#### RECORDS SUPPLIED

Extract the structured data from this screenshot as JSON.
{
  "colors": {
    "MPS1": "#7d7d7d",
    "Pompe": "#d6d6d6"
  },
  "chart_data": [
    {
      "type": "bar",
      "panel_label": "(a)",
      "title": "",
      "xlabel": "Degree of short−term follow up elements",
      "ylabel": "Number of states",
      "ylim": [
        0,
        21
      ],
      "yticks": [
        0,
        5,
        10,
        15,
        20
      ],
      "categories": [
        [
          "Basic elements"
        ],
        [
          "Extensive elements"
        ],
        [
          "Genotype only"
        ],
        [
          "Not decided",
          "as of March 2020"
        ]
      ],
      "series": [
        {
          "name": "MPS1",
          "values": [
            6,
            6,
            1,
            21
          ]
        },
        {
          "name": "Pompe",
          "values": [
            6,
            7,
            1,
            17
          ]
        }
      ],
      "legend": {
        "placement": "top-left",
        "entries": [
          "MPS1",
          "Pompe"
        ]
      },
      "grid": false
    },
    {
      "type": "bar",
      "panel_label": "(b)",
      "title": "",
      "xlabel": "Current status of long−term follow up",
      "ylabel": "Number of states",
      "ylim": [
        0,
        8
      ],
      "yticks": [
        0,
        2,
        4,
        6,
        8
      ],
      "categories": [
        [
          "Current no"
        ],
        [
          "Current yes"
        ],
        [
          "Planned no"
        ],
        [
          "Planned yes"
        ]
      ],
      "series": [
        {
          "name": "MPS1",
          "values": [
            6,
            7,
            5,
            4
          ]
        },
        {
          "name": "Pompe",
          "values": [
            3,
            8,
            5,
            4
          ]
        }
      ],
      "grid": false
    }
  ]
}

########

### WHAT YOU WILL DO
Look through the entries above and list every line containing "term".

### FINISHED ANSWER
      "xlabel": "Degree of short−term follow up elements",
      "xlabel": "Current status of long−term follow up",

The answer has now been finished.